#### [COMPLETA LO SIGUIENTE]
(a) Di si cada afirmación coincide con el texto sobre el Señor como nuestra porción, y responde sí o no citando las palabras del texto que lo deciden: (i) Los sacerdotes de Dios no tenían derecho a la tierra. (ii) Se puede plantar y cosechar en un solo día. (iii) Con nuestro esfuerzo podemos cambiar a Dios.
(b) Extrae del texto sobre el Señor como nuestra porción el fragmento que empieza en "Así es también" y termina en "promesas de Dios.", sin cambiar nada.

El Señor es mi porción



Que las misericordias del Señor jamás terminan, pues nunca fallan sus bondades; son nuevas cada mañana; ¡Grande es Tu fidelidad! «El Señor es mi porción», dice mi alma, «Por tanto en Él espero». Bueno es el Señor para los que en Él esperan, para el alma que lo busca. Bueno es esperar en silencio la salvación del Señor. Bueno es para el hombre llevar el yugo en su juventud. Que se siente solo y en silencio ya que Él se lo ha impuesto. Que ponga su boca en el polvo, quizá haya esperanza; que dé la mejilla al que lo hiere; que se sacie de oprobios. Porque el Señor no rechaza para siempre, antes bien, si aflige, también se compadecerá según su gran misericordia. Porque Él no castiga por gusto ni aflige a los hijos de los hombres. Lamentaciones 3: 22-33 (NBLA)



¿Qué significa que el Señor es mi porción? Hoy en día tendemos a usar la palabra "porción" para describir una parte de algo, por ejemplo, una ración de sopa o espagueti. Pero Jeremías está usando esa palabra en un sentido diferente. "El Señor es mi herencia", se podría decir. "El Señor es la porción de tierra que recibí de mis antepasados, que nos fue dada por decisión de Dios en los días de Moisés". Los libros de Números y Deuteronomio se refieren a la tierra heredada de esta manera, y dejan en claro que ciertas personas, como los sacerdotes de Dios, no tenían derecho a la tierra. En cambio, obtuvieron al Señor como su porción.


Pensemos en esto. Si tienes una porción de tierra como herencia, ¿Qué significa eso? Significa que tú y la tierra tienen una conexión, que te quedarás con ella, la trabajarás y la cosecharás, que esperas obtener lo que necesitas para vivir de tu tierra. También significa que todo eso llevará tiempo. Nadie planta y cosecha en un solo día. La tierra y las personas que viven en ella tienen una relación a largo plazo, una que es rica y fructífera, pero que también requiere mucha espera.


Así es también con nosotros y Dios. Dios es nuestra porción. Pero no en cuanto a trabajo. No hay nada que podamos hacer para alterar o cambiar a Dios; Él no está sujeto a nuestros caprichos. Pero la parte de esperar pacientemente, de recibir lo que necesitamos para vivir en el momento correcto y apropiado, sí, así es el Señor con nosotros. Él nos cuida. Nos da el fruto de su paciencia, perdón, misericordia y amor. Es posible que tengamos que esperar su salvación, pero llegará en el momento apropiado. Jeremías lo sabía. Y lo sabemos, porque vivimos en los días en que Jesús ya vino, cuando se cumplieron las mayoría de las promesas de Dios.


Así que incluso hoy, el Señor es nuestra herencia. Jesús nos pertenece y nosotros le pertenecemos a él. ¡Qué maravilloso! ¿Qué mejor vida podríamos tener? Incluso cuando sufrimos, sabemos que Él está con nosotros sosteniéndonos, fortaleciéndonos y consolándonos, llamándonos para que nos acerquemos a Él en busca de ayuda y esperanza. Él es nuestra porción y nosotros somos suyos, la porción que Él reclamó a través de su propio sufrimiento, muerte y resurrección.


ORACIÓN: Gracias, Señor, porque somos tu porción y tú eres la nuestra. No nos separemos nunca de ti. Amén.


Para reflexionar:


* ¿Has heredado algo, grande o pequeño? ¿Qué es?

* ¿Qué significa para ti que Jesús es tu herencia?

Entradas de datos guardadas
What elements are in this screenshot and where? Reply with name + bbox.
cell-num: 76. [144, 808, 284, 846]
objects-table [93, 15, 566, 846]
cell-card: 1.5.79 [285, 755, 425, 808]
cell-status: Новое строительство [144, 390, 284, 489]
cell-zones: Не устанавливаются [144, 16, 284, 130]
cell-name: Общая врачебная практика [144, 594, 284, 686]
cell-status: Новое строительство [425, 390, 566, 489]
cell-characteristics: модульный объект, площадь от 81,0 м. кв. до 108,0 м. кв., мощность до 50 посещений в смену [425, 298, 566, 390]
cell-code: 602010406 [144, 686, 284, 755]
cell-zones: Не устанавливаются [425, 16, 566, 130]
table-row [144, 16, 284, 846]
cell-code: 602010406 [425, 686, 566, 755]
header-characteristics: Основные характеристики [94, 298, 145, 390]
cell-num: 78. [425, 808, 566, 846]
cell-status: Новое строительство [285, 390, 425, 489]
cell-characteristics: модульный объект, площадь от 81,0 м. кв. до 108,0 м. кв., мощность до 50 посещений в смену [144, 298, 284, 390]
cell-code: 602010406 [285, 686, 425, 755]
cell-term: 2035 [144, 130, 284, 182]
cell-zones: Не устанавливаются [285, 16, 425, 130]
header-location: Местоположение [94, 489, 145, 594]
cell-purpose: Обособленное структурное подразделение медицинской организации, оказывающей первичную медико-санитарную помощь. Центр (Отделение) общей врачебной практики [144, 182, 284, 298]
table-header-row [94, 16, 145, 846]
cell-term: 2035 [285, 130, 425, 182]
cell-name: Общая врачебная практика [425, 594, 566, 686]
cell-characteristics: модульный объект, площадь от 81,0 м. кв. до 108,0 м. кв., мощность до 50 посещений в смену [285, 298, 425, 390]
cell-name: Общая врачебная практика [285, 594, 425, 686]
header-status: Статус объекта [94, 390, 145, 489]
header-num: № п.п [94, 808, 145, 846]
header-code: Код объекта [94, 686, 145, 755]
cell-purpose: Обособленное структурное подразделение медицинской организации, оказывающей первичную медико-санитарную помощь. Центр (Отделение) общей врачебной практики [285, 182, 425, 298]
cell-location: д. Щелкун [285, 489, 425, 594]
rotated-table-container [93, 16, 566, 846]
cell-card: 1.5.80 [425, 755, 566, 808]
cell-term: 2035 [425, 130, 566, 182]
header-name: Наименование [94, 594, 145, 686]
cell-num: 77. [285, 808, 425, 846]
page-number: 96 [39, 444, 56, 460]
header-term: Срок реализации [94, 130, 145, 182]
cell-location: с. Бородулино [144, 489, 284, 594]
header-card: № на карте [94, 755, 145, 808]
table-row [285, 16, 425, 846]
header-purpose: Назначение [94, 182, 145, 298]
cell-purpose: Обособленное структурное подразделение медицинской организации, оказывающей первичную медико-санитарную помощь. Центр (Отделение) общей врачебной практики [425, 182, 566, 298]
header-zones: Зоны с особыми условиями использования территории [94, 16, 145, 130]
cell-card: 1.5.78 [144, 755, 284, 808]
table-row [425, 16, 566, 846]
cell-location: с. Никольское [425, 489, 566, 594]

#### [RESULTADOS DEL EJERCICIO]
(a)
(i) Sí: «ciertas personas, como los sacerdotes de Dios, no tenían derecho a la tierra».
(ii) No: «Nadie planta y cosecha en un solo día».
(iii) No: «No hay nada que podamos hacer para alterar o cambiar a Dios».

(b)
Así es también con nosotros y Dios. Dios es nuestra porción. Pero no en cuanto a trabajo. No hay nada que podamos hacer para alterar o cambiar a Dios; Él no está sujeto a nuestros caprichos. Pero la parte de esperar pacientemente, de recibir lo que necesitamos para vivir en el momento correcto y apropiado, sí, así es el Señor con nosotros. Él nos cuida. Nos da el fruto de su paciencia, perdón, misericordia y amor. Es posible que tengamos que esperar su salvación, pero llegará en el momento apropiado. Jeremías lo sabía. Y lo sabemos, porque vivimos en los días en que Jesús ya vino, cuando se cumplieron las mayoría de las promesas de Dios.